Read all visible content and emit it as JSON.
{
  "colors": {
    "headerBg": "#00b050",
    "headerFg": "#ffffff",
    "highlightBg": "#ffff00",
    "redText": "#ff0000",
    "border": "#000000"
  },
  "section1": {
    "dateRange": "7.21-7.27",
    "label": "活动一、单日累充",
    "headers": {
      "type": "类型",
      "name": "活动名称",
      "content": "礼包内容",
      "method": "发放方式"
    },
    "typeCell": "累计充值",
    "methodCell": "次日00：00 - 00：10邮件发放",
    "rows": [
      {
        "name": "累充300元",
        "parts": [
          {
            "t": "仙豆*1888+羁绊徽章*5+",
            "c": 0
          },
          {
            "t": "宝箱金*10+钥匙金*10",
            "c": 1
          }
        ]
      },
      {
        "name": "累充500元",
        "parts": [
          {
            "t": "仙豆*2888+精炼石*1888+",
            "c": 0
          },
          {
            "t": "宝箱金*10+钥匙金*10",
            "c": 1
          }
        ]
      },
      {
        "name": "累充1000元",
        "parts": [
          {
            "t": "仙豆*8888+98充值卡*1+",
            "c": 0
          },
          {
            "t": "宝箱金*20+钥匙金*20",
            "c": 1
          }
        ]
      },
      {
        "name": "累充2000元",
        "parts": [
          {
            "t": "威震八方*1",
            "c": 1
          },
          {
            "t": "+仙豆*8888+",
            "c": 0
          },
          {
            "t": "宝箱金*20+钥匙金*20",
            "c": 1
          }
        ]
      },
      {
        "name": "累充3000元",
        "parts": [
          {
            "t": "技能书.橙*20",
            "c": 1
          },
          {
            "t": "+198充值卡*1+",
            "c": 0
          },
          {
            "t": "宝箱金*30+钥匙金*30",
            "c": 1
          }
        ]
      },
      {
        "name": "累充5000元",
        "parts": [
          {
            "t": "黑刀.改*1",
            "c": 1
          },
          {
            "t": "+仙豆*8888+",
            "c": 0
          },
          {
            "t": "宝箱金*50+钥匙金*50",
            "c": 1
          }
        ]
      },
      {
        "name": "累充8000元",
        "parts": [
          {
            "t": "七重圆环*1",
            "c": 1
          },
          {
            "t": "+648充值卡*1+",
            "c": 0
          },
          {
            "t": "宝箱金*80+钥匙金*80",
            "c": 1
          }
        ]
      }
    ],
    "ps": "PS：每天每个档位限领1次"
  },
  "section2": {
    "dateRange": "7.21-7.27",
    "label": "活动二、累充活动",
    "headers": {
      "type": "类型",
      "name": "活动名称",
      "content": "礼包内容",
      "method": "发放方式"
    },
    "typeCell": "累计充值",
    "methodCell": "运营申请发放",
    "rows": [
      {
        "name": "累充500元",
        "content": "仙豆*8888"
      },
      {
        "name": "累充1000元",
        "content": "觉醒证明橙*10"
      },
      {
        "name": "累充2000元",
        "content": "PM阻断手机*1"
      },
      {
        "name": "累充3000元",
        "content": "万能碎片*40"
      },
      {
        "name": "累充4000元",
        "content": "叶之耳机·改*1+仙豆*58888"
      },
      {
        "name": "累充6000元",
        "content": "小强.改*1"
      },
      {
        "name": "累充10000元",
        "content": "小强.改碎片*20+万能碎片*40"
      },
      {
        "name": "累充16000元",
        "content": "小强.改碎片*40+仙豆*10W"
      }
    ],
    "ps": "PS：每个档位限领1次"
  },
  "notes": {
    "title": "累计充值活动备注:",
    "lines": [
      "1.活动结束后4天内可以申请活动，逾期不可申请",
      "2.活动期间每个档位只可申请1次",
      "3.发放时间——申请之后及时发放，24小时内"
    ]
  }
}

——————

Task description: Reproduce all the records precisely.

Answer for the task:
Read all visible content and emit it as JSON.
{
  "colors": {
    "headerBg": "#00b050",
    "headerFg": "#ffffff",
    "highlightBg": "#ffff00",
    "redText": "#ff0000",
    "border": "#000000"
  },
  "section1": {
    "dateRange": "7.21-7.27",
    "label": "活动一、单日累充",
    "headers": {
      "type": "类型",
      "name": "活动名称",
      "content": "礼包内容",
      "method": "发放方式"
    },
    "typeCell": "累计充值",
    "methodCell": "次日00：00 - 00：10邮件发放",
    "rows": [
      {
        "name": "累充300元",
        "parts": [
          {
            "t": "仙豆*1888+羁绊徽章*5+",
            "c": 0
          },
          {
            "t": "宝箱金*10+钥匙金*10",
            "c": 1
          }
        ]
      },
      {
        "name": "累充500元",
        "parts": [
          {
            "t": "仙豆*2888+精炼石*1888+",
            "c": 0
          },
          {
            "t": "宝箱金*10+钥匙金*10",
            "c": 1
          }
        ]
      },
      {
        "name": "累充1000元",
        "parts": [
          {
            "t": "仙豆*8888+98充值卡*1+",
            "c": 0
          },
          {
            "t": "宝箱金*20+钥匙金*20",
            "c": 1
          }
        ]
      },
      {
        "name": "累充2000元",
        "parts": [
          {
            "t": "威震八方*1",
            "c": 1
          },
          {
            "t": "+仙豆*8888+",
            "c": 0
          },
          {
            "t": "宝箱金*20+钥匙金*20",
            "c": 1
          }
        ]
      },
      {
        "name": "累充3000元",
        "parts": [
          {
            "t": "技能书.橙*20",
            "c": 1
          },
          {
            "t": "+198充值卡*1+",
            "c": 0
          },
          {
            "t": "宝箱金*30+钥匙金*30",
            "c": 1
          }
        ]
      },
      {
        "name": "累充5000元",
        "parts": [
          {
            "t": "黑刀.改*1",
            "c": 1
          },
          {
            "t": "+仙豆*8888+",
            "c": 0
          },
          {
            "t": "宝箱金*50+钥匙金*50",
            "c": 1
          }
        ]
      },
      {
        "name": "累充8000元",
        "parts": [
          {
            "t": "七重圆环*1",
            "c": 1
          },
          {
            "t": "+648充值卡*1+",
            "c": 0
          },
          {
            "t": "宝箱金*80+钥匙金*80",
            "c": 1
          }
        ]
      }
    ],
    "ps": "PS：每天每个档位限领1次"
  },
  "section2": {
    "dateRange": "7.21-7.27",
    "label": "活动二、累充活动",
    "headers": {
      "type": "类型",
      "name": "活动名称",
      "content": "礼包内容",
      "method": "发放方式"
    },
    "typeCell": "累计充值",
    "methodCell": "运营申请发放",
    "rows": [
      {
        "name": "累充500元",
        "content": "仙豆*8888"
      },
      {
        "name": "累充1000元",
        "content": "觉醒证明橙*10"
      },
      {
        "name": "累充2000元",
        "content": "PM阻断手机*1"
      },
      {
        "name": "累充3000元",
        "content": "万能碎片*40"
      },
      {
        "name": "累充4000元",
        "content": "叶之耳机·改*1+仙豆*58888"
      },
      {
        "name": "累充6000元",
        "content": "小强.改*1"
      },
      {
        "name": "累充10000元",
        "content": "小强.改碎片*20+万能碎片*40"
      },
      {
        "name": "累充16000元",
        "content": "小强.改碎片*40+仙豆*10W"
      }
    ],
    "ps": "PS：每个档位限领1次"
  },
  "notes": {
    "title": "累计充值活动备注:",
    "lines": [
      "1.活动结束后4天内可以申请活动，逾期不可申请",
      "2.活动期间每个档位只可申请1次",
      "3.发放时间——申请之后及时发放，24小时内"
    ]
  }
}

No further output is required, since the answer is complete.